#### Extracted records:
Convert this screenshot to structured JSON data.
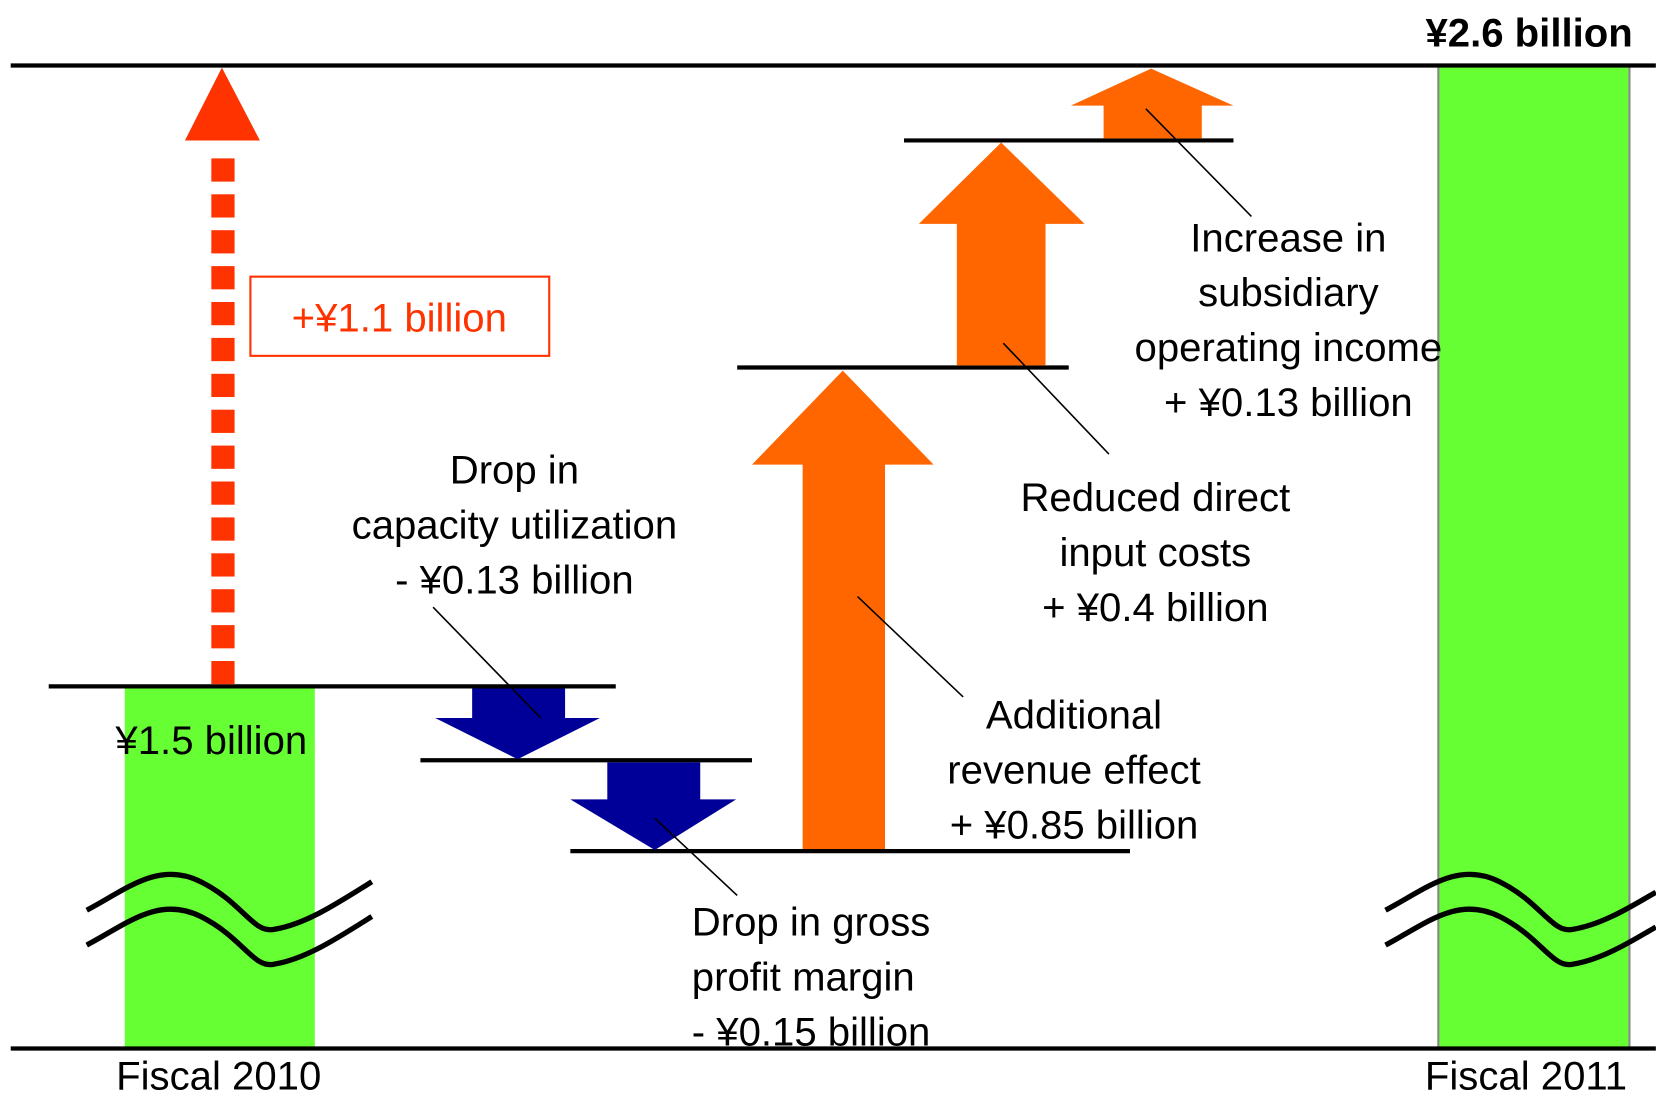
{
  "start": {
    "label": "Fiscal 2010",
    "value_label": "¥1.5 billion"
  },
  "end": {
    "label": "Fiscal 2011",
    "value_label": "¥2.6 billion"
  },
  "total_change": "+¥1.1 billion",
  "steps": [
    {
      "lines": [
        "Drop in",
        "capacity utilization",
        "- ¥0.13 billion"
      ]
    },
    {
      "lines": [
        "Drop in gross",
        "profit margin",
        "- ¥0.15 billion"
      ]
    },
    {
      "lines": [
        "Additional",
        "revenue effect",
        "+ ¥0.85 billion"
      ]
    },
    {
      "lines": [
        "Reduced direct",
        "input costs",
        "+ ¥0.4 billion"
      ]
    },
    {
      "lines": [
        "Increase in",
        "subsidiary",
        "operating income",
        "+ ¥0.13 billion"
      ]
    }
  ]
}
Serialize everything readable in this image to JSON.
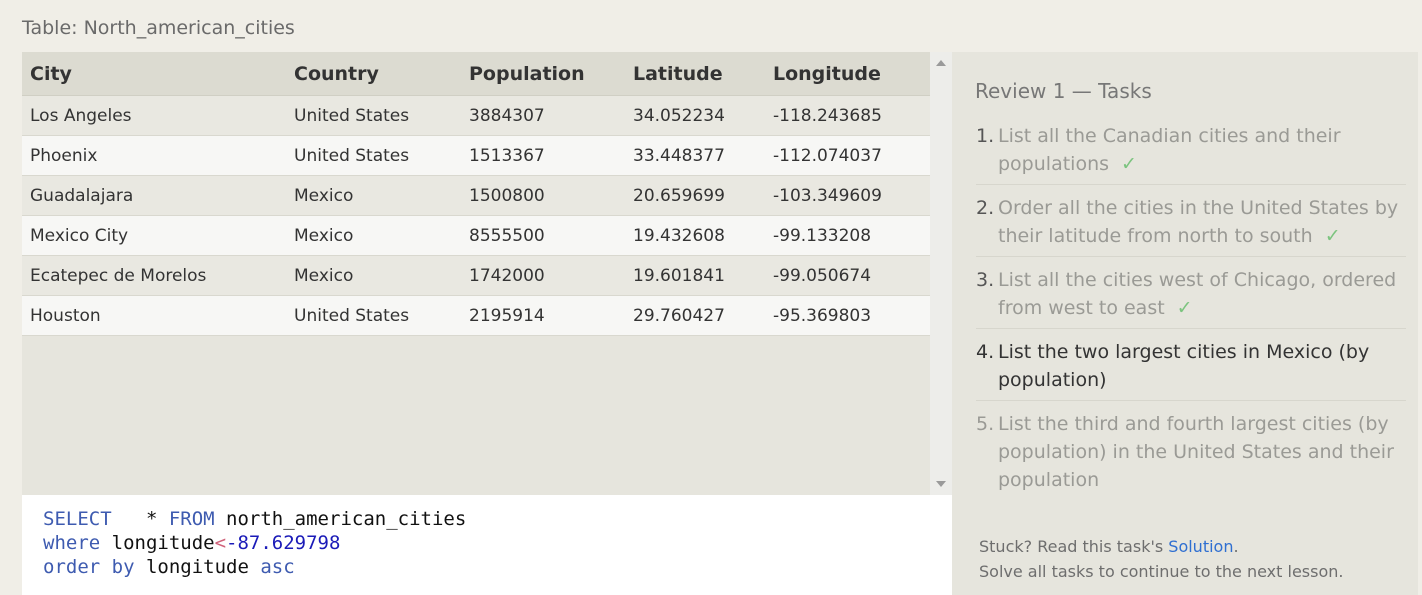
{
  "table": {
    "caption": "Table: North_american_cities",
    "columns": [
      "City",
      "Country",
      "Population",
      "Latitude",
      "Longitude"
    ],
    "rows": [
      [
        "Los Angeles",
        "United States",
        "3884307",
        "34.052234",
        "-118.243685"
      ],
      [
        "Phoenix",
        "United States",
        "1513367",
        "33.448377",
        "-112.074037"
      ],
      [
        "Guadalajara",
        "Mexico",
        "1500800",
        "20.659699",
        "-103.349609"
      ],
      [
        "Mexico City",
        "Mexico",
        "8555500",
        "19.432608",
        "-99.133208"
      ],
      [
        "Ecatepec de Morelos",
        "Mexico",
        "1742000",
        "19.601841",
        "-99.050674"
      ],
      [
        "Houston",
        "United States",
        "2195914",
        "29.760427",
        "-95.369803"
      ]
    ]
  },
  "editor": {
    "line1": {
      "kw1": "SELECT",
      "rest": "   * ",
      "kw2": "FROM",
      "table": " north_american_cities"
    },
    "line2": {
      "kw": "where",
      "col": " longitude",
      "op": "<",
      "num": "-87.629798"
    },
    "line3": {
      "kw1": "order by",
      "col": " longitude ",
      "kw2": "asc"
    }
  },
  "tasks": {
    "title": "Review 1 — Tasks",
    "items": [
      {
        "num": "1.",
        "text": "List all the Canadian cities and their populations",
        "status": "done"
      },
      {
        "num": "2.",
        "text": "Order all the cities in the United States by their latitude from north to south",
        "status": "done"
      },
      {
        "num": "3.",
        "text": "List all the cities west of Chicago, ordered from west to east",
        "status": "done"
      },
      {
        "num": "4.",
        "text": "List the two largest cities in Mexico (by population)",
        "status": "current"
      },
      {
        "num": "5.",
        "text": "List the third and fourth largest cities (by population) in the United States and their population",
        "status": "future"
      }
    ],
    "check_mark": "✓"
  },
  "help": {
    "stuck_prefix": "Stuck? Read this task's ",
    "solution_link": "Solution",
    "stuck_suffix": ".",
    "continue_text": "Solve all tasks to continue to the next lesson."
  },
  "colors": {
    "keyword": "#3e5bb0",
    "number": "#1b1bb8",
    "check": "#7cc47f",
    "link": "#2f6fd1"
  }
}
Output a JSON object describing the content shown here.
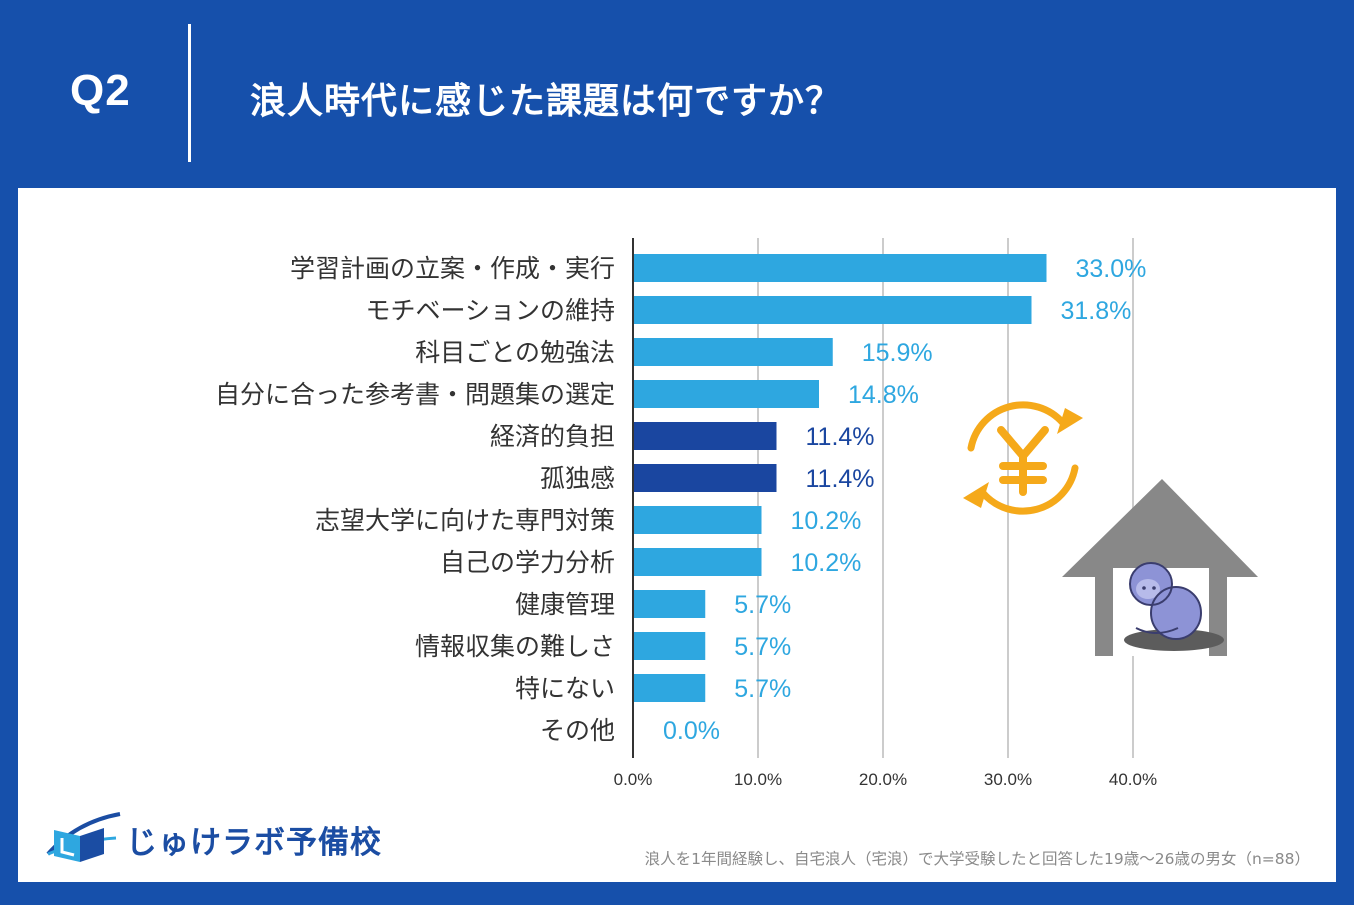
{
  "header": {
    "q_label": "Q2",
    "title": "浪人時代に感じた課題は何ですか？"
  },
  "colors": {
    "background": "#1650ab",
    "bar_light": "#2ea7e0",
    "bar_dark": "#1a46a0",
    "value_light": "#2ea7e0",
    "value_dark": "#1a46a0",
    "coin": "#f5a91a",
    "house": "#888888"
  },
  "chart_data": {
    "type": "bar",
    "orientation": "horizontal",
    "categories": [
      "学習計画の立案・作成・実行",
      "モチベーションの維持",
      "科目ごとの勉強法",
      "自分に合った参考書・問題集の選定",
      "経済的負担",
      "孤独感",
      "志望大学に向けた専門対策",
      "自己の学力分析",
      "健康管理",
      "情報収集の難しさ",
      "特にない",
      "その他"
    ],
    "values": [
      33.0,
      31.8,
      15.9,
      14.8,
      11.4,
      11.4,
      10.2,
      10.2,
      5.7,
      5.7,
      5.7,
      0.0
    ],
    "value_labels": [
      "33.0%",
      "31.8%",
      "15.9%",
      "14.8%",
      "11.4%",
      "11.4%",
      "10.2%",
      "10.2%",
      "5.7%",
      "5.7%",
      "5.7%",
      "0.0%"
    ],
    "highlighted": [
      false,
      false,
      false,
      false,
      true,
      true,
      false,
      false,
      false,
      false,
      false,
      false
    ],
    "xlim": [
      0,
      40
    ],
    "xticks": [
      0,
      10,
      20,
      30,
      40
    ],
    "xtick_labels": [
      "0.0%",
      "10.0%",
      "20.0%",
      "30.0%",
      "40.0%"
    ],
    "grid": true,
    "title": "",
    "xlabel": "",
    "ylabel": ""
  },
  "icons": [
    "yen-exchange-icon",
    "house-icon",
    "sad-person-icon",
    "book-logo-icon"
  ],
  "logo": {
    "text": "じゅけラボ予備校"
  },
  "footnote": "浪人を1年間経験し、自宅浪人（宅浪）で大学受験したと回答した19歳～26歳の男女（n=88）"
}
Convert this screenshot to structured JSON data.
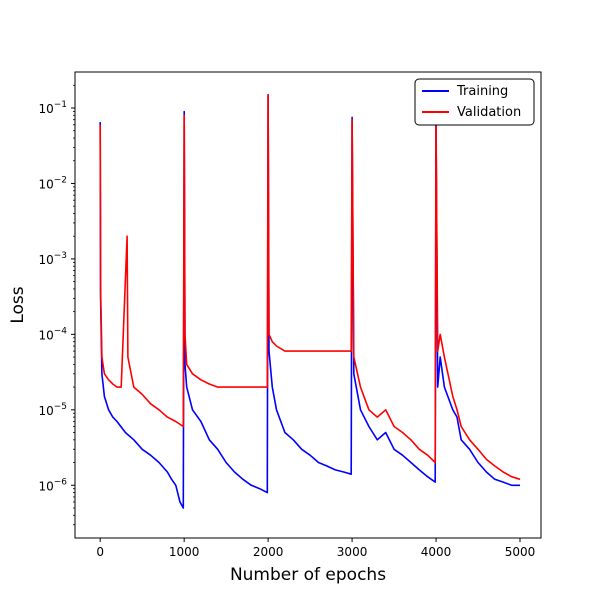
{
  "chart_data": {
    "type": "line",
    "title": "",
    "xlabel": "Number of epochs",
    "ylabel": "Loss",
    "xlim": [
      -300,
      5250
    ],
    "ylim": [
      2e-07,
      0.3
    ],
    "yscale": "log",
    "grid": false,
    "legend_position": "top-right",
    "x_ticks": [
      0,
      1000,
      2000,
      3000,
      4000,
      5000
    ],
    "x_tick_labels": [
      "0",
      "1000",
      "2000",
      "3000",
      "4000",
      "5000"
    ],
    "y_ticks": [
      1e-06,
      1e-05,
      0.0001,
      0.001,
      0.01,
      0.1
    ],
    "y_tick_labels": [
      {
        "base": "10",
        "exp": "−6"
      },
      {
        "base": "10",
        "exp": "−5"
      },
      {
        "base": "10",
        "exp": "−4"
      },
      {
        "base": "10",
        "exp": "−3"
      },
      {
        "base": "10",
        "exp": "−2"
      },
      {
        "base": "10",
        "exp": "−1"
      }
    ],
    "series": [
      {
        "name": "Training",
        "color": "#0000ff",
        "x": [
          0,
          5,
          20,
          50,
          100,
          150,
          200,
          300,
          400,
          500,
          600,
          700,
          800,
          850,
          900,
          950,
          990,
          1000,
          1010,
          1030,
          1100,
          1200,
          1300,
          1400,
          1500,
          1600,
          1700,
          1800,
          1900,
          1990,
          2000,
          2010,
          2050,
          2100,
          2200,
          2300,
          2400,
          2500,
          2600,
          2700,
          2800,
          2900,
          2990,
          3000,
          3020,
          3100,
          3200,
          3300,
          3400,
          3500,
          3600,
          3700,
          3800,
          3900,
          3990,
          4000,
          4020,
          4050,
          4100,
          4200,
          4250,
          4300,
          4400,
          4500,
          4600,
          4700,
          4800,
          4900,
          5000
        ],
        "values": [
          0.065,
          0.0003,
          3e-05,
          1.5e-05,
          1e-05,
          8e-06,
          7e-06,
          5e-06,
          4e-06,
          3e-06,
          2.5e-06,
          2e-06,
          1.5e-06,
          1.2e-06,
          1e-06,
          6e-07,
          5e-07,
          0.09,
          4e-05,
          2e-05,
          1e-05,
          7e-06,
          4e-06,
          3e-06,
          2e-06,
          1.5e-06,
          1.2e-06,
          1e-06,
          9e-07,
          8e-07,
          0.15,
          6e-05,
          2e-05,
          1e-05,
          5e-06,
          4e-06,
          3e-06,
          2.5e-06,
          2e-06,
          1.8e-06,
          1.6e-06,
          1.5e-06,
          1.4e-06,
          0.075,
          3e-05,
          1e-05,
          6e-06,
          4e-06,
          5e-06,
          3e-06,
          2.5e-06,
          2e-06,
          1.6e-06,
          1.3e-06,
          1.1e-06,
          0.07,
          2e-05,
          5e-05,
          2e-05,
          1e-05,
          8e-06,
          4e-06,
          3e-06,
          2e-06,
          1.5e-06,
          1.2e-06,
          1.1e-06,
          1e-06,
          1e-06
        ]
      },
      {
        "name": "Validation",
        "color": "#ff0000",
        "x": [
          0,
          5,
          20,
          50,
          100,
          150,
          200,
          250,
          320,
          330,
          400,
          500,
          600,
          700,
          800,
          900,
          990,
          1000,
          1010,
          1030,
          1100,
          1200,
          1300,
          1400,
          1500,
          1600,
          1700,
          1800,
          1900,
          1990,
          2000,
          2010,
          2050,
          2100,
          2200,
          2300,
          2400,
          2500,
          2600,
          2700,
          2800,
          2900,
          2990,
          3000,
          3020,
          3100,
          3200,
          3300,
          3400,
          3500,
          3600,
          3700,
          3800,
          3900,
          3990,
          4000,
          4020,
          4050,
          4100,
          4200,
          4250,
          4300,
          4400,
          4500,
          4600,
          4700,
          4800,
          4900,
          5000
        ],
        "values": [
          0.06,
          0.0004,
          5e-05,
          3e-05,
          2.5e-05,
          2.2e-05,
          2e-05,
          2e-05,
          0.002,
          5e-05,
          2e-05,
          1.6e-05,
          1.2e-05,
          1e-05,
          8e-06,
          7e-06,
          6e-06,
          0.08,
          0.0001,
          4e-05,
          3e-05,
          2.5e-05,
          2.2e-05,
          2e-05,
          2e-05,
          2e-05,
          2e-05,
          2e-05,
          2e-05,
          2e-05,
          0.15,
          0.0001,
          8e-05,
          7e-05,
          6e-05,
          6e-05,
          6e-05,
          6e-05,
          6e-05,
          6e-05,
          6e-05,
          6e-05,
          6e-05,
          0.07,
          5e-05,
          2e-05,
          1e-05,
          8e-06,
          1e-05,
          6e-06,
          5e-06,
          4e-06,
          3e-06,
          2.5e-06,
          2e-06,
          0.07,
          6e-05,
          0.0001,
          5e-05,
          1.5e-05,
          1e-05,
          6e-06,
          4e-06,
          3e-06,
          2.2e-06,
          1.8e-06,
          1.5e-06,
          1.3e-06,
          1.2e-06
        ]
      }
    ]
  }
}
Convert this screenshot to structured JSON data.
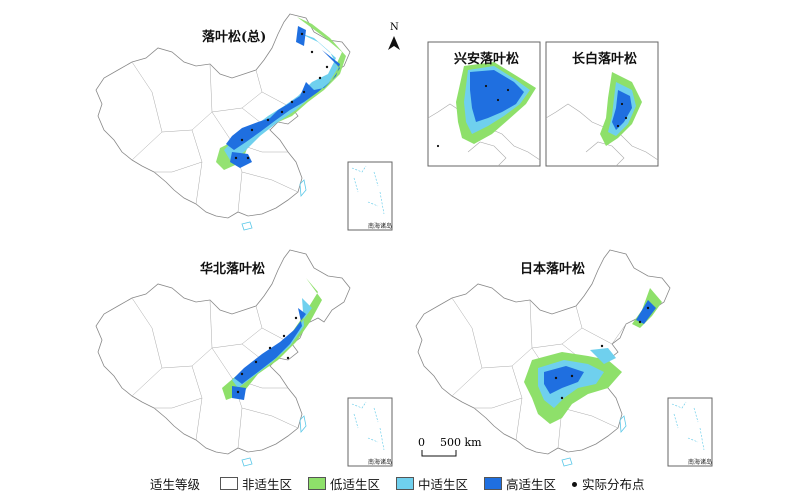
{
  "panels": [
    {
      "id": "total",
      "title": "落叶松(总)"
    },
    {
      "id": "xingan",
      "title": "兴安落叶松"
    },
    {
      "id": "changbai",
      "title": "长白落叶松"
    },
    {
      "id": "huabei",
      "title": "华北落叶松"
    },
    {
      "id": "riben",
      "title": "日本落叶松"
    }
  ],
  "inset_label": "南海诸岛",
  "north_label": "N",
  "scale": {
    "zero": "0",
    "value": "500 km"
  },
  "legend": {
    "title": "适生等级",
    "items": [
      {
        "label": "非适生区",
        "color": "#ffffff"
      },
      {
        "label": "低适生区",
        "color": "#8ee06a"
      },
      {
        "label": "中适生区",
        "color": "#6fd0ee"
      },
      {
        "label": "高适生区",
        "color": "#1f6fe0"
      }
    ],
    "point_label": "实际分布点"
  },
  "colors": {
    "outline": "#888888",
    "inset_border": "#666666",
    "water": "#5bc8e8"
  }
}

#### Aim:
Search the data above for the string "title" and return every line that has it.

#### Answer to this task:
    "title": "Review 1 — Tasks",
    "title": "浪人時代に感じた課題は何ですか？"
    "title": "",
    "title": "",
      "title": "落叶松(总)"
      "title": "兴安落叶松"
      "title": "长白落叶松"
      "title": "华北落叶松"
      "title": "日本落叶松"
    "title": "适生等级",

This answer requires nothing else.